- EXERCISE DESCRIPTION -
Set out each line from the following listing that includes the word "into".

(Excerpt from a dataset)
════

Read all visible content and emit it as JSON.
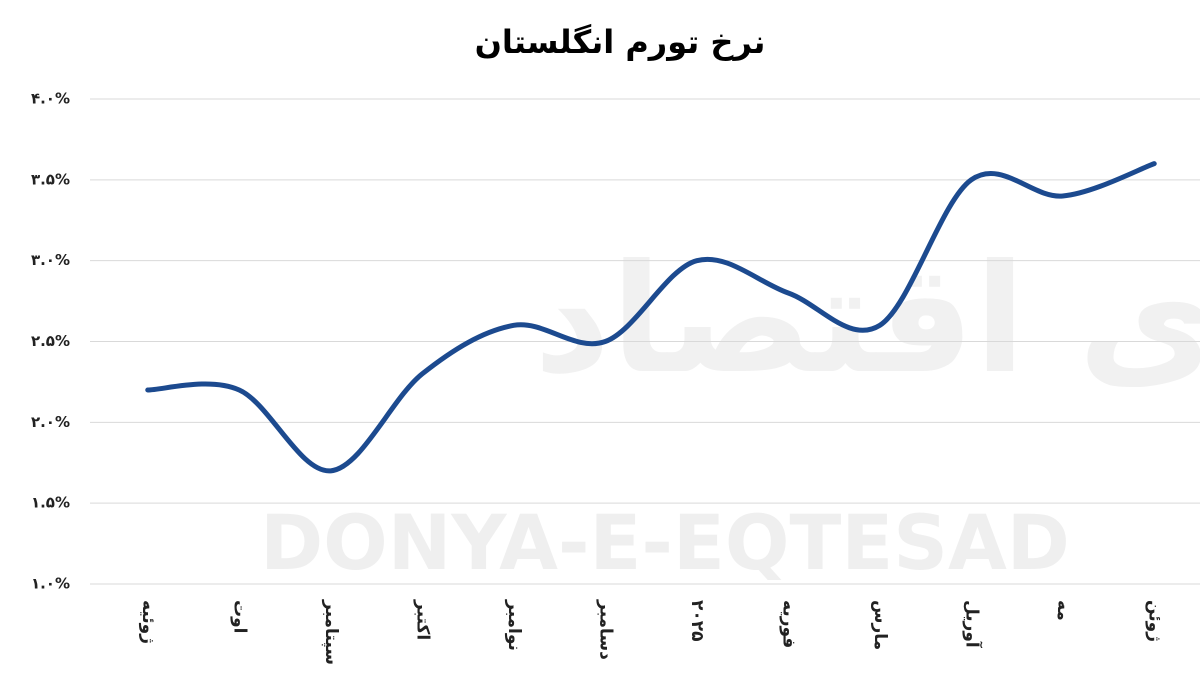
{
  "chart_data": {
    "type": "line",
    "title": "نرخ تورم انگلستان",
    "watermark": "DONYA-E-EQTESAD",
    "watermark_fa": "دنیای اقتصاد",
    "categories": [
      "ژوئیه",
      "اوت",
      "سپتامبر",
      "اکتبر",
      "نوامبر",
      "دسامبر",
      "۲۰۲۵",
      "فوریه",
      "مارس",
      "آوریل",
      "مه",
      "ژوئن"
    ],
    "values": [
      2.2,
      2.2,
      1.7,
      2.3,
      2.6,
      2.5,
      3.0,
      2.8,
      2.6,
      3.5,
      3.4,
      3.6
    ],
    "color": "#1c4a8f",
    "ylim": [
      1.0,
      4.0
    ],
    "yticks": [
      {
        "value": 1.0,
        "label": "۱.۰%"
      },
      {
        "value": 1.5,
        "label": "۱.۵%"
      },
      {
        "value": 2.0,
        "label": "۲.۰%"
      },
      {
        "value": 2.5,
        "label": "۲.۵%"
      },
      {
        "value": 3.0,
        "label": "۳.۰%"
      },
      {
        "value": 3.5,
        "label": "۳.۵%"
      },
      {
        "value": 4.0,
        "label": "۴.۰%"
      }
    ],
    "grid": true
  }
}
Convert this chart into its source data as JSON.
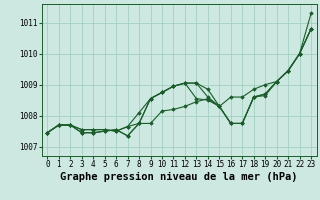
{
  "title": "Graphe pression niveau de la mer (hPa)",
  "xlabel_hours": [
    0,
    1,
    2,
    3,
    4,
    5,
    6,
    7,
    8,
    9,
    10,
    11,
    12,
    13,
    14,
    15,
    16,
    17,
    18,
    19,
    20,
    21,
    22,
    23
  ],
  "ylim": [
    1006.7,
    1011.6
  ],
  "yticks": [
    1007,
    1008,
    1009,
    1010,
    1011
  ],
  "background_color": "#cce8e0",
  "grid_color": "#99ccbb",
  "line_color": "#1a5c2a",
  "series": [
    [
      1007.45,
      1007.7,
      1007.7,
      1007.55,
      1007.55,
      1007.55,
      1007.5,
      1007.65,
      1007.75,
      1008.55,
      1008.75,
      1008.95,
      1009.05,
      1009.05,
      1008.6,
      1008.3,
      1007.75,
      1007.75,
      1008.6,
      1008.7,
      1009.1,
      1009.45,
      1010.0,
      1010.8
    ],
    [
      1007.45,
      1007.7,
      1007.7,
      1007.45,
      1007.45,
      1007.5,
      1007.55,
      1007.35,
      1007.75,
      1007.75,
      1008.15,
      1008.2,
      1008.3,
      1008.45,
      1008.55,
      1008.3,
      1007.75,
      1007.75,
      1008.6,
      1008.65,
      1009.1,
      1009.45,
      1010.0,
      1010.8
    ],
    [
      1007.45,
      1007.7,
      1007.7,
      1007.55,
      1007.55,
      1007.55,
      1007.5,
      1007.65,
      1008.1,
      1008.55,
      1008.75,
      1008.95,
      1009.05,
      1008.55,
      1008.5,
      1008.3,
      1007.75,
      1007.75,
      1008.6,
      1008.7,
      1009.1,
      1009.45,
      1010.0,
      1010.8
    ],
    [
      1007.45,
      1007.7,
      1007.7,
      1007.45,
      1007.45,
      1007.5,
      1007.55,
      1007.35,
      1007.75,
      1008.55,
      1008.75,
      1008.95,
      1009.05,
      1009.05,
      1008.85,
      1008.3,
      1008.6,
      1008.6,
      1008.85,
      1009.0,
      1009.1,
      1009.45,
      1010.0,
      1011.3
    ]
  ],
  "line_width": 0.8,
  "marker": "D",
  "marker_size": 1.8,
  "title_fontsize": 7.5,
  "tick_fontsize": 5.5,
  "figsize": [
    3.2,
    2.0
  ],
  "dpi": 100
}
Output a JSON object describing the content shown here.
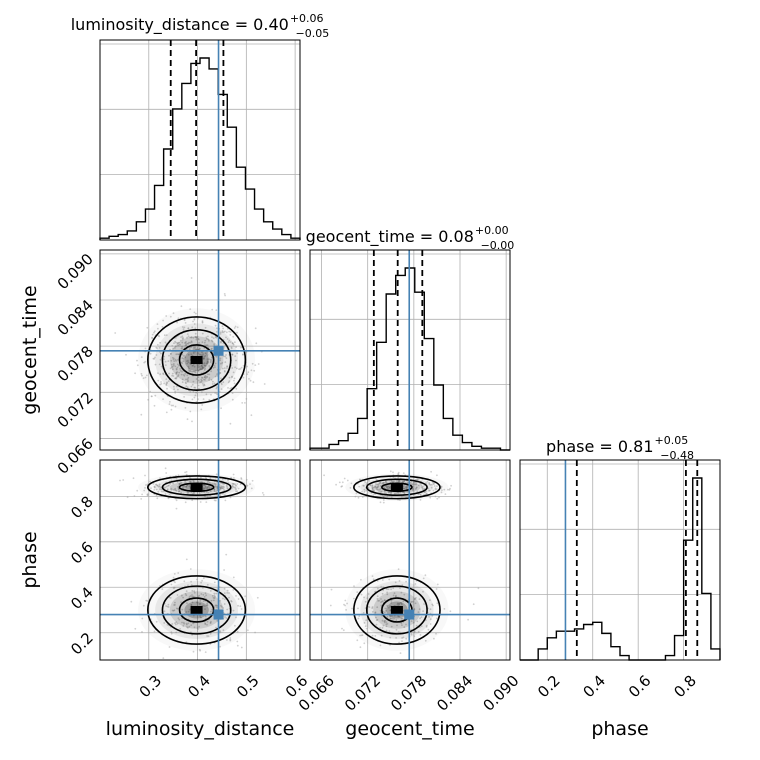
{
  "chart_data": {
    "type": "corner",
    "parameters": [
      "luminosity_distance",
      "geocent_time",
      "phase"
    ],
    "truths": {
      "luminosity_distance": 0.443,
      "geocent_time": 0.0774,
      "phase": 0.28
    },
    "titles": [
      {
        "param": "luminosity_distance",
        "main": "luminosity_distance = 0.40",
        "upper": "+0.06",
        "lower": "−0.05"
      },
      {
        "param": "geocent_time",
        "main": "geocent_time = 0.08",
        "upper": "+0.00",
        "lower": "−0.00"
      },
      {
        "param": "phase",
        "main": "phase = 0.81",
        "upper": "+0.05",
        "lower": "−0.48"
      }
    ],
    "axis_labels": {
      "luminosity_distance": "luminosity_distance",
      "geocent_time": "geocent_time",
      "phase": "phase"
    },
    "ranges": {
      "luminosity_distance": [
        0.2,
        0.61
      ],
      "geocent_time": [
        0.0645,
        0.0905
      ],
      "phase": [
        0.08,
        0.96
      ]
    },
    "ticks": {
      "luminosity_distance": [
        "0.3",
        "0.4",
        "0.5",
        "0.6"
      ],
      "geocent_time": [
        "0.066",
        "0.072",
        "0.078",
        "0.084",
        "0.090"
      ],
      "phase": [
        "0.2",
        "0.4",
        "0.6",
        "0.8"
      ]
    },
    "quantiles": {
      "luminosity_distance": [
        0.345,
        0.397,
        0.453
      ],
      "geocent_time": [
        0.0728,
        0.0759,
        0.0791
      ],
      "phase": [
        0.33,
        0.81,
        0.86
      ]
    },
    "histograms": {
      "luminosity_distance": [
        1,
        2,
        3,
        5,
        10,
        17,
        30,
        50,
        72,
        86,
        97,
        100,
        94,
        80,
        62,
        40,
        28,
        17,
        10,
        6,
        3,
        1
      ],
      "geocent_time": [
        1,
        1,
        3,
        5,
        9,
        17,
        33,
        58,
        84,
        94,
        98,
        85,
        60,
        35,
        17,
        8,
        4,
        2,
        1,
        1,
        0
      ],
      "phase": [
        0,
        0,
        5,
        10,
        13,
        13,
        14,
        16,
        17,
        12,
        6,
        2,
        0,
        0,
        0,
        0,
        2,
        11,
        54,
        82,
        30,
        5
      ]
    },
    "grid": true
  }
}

════

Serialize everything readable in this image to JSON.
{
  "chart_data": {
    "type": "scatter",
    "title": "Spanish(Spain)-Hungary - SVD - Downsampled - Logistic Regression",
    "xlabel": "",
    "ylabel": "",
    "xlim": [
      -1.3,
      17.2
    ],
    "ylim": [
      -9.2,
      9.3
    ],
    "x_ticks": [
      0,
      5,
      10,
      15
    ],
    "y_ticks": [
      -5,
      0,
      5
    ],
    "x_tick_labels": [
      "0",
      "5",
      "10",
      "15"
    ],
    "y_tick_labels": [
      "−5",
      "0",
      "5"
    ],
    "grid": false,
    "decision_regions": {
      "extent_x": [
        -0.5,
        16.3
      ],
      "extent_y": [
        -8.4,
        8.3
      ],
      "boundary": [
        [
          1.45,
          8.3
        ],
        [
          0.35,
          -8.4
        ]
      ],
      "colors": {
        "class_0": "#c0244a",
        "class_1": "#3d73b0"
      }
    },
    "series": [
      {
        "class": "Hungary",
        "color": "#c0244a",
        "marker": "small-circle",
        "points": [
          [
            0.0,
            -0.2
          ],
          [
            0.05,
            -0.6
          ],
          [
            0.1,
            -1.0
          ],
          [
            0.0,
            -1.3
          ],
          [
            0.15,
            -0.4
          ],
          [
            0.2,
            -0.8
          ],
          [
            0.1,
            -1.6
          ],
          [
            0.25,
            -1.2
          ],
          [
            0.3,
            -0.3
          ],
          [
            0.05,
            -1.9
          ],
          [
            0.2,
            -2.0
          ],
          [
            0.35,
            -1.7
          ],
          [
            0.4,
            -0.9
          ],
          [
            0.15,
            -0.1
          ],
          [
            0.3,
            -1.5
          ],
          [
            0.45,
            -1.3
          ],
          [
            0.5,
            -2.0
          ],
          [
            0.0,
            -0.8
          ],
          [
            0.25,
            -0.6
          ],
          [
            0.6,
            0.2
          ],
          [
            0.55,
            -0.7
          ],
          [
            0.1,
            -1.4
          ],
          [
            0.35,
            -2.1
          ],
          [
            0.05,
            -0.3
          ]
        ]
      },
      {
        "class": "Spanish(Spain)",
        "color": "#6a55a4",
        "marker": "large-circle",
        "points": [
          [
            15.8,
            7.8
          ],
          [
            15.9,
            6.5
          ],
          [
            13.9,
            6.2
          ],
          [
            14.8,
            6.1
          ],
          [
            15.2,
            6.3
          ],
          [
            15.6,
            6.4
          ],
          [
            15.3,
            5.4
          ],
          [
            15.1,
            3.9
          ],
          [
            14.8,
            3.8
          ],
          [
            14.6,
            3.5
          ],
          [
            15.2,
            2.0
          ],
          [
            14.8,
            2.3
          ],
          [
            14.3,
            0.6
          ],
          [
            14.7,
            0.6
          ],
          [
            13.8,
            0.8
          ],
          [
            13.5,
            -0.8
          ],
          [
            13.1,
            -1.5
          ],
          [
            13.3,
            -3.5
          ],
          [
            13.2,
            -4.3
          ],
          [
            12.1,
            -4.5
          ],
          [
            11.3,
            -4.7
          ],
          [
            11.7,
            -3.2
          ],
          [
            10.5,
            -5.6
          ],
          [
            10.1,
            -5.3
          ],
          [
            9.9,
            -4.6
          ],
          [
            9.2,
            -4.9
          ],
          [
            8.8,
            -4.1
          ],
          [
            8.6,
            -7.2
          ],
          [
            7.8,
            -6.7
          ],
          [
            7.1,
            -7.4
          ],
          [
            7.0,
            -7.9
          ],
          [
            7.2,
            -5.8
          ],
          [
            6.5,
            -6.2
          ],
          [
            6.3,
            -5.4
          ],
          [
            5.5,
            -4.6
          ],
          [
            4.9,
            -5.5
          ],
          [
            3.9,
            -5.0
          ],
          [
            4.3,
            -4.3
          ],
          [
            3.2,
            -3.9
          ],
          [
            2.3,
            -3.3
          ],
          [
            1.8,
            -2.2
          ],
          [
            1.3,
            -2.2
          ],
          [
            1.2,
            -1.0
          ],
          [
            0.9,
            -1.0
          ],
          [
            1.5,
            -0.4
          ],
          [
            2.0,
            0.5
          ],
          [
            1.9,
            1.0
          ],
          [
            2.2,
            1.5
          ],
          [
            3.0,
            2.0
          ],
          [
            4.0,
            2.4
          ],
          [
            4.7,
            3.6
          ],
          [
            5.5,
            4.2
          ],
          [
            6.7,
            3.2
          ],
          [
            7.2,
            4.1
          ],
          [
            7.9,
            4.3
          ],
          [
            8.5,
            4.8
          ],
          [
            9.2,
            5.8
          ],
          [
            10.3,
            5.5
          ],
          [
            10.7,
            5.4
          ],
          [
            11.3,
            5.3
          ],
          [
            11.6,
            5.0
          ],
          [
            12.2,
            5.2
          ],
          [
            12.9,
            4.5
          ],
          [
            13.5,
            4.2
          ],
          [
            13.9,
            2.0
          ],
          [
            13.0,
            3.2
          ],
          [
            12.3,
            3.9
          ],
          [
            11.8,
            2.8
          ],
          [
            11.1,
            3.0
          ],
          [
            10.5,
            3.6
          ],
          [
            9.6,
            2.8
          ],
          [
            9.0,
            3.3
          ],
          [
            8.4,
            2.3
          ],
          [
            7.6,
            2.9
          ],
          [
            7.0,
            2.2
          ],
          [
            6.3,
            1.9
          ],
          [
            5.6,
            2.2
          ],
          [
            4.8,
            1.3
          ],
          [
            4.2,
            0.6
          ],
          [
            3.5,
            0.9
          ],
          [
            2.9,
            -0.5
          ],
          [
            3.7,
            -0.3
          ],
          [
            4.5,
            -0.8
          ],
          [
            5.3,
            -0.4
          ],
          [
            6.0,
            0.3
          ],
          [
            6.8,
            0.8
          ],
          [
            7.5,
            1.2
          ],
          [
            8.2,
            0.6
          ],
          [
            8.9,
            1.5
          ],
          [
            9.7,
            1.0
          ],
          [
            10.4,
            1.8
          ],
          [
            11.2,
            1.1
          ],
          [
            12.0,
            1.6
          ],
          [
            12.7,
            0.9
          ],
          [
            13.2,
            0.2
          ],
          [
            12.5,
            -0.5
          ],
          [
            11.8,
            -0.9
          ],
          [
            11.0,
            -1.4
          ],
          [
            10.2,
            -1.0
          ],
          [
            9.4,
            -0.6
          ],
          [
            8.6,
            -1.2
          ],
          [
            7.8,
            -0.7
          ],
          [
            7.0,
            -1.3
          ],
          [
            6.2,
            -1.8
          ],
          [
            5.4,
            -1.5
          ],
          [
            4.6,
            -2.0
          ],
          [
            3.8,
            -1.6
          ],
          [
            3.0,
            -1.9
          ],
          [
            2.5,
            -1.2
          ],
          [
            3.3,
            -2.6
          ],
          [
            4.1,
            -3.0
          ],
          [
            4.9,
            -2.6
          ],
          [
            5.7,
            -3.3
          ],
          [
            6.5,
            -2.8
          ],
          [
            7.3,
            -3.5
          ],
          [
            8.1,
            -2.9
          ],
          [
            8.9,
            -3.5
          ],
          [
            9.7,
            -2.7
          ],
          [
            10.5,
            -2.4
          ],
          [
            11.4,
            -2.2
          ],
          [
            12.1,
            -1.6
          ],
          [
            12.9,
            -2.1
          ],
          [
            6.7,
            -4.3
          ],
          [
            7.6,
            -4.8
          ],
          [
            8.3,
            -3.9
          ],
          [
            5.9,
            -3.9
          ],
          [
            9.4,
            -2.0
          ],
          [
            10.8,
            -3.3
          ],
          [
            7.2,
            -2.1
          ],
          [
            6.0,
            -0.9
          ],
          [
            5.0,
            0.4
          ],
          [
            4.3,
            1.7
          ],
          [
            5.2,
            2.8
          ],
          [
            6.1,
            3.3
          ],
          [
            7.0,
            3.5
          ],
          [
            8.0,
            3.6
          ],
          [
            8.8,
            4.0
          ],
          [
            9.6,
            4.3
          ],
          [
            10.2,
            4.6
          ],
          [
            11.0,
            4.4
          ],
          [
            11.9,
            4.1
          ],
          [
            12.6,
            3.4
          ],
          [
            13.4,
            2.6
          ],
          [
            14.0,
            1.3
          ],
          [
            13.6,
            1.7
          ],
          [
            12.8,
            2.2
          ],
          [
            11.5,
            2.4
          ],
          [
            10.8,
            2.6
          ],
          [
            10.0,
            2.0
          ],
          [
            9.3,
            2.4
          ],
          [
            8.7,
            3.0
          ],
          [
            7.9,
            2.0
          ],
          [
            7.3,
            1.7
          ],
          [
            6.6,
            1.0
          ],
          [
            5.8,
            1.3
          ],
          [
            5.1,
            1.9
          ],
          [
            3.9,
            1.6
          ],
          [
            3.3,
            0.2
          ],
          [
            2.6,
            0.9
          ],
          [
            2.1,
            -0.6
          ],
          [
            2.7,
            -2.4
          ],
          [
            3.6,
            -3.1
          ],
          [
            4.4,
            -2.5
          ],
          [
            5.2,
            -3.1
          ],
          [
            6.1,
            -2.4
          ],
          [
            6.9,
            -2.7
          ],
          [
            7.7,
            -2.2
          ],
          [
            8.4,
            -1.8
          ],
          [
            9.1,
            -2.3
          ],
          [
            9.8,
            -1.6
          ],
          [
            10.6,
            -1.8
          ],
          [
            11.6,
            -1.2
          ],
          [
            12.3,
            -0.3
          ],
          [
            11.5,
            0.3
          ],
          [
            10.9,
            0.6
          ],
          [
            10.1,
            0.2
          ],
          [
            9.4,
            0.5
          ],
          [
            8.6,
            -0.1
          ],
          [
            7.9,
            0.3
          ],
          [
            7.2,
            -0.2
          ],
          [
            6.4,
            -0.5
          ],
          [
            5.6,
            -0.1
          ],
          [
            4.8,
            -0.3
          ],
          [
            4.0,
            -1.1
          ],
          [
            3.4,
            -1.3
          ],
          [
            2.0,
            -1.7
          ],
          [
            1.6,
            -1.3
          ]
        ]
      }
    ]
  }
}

════

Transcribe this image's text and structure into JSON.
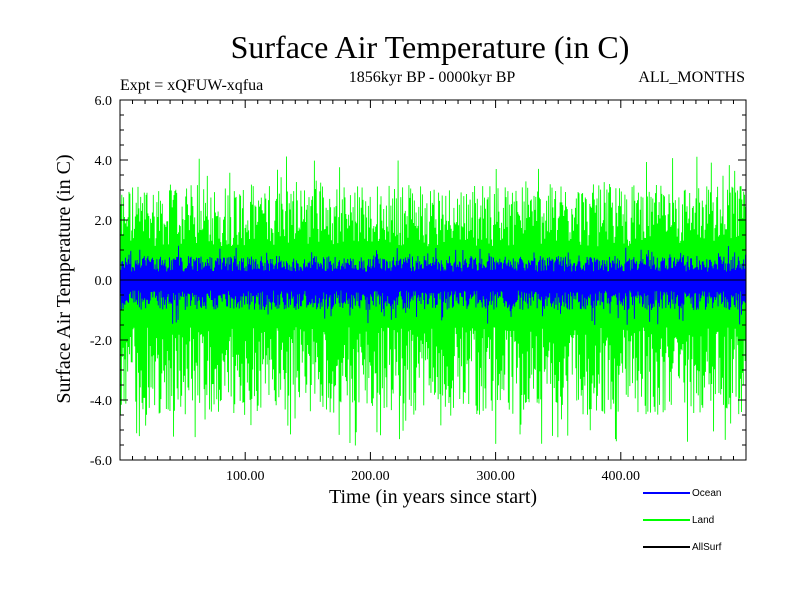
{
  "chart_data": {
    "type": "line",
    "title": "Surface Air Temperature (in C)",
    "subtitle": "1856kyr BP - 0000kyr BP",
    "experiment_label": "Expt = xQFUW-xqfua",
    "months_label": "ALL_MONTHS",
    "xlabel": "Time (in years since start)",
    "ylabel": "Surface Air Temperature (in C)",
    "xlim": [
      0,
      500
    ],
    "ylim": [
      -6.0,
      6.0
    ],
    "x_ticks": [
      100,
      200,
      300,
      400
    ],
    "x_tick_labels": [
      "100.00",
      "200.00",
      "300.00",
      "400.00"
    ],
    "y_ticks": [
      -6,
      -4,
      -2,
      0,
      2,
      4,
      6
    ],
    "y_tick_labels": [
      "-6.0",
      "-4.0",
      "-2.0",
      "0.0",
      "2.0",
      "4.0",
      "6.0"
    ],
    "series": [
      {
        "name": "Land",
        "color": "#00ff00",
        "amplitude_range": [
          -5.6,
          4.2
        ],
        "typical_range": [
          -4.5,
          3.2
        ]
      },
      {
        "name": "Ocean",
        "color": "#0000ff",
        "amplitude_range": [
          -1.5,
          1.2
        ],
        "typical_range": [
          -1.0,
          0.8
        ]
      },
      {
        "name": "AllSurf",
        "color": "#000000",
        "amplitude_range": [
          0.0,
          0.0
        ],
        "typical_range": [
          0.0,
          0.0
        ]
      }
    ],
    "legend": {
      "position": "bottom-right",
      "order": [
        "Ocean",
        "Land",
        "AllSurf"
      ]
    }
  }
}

════

- RESULT BELOW -
Convert this chart into its source data as JSON.
Transcribe this image's text and structure into JSON.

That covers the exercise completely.